TASK DETAILS. Answer with nothing but a number: how many lines include the word "name"?
## START RECORDS FOR THIS TASK
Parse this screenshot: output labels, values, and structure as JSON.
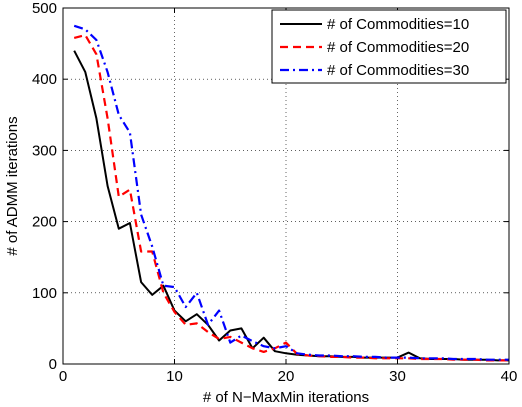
{
  "chart_data": {
    "type": "line",
    "title": "",
    "xlabel": "# of N−MaxMin iterations",
    "ylabel": "# of ADMM iterations",
    "xlim": [
      0,
      40
    ],
    "ylim": [
      0,
      500
    ],
    "xticks": [
      0,
      10,
      20,
      30,
      40
    ],
    "yticks": [
      0,
      100,
      200,
      300,
      400,
      500
    ],
    "grid": true,
    "legend_position": "top-right",
    "x": [
      1,
      2,
      3,
      4,
      5,
      6,
      7,
      8,
      9,
      10,
      11,
      12,
      13,
      14,
      15,
      16,
      17,
      18,
      19,
      20,
      21,
      22,
      23,
      24,
      25,
      26,
      27,
      28,
      29,
      30,
      31,
      32,
      33,
      34,
      35,
      36,
      37,
      38,
      39,
      40
    ],
    "series": [
      {
        "name": "# of Commodities=10",
        "color": "#000000",
        "style": "solid",
        "values": [
          440,
          410,
          345,
          250,
          190,
          198,
          115,
          97,
          110,
          75,
          60,
          70,
          55,
          33,
          47,
          50,
          22,
          37,
          18,
          15,
          13,
          12,
          11,
          11,
          10,
          10,
          9,
          9,
          9,
          9,
          16,
          8,
          7,
          7,
          7,
          6,
          6,
          6,
          5,
          5
        ]
      },
      {
        "name": "# of Commodities=20",
        "color": "#ff0000",
        "style": "dashed",
        "values": [
          458,
          462,
          435,
          345,
          235,
          245,
          158,
          158,
          100,
          73,
          55,
          57,
          45,
          35,
          38,
          30,
          22,
          17,
          22,
          30,
          14,
          12,
          11,
          10,
          10,
          9,
          9,
          8,
          8,
          8,
          8,
          7,
          7,
          7,
          6,
          6,
          6,
          5,
          5,
          5
        ]
      },
      {
        "name": "# of Commodities=30",
        "color": "#0000ff",
        "style": "dashdot",
        "values": [
          475,
          470,
          455,
          410,
          350,
          325,
          210,
          165,
          110,
          108,
          80,
          100,
          55,
          75,
          30,
          40,
          32,
          25,
          22,
          25,
          15,
          13,
          12,
          12,
          11,
          11,
          10,
          10,
          9,
          9,
          9,
          8,
          8,
          8,
          7,
          7,
          7,
          6,
          6,
          6
        ]
      }
    ]
  }
}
## END RECORDS FOR THIS TASK
ANSWER BELOW. 3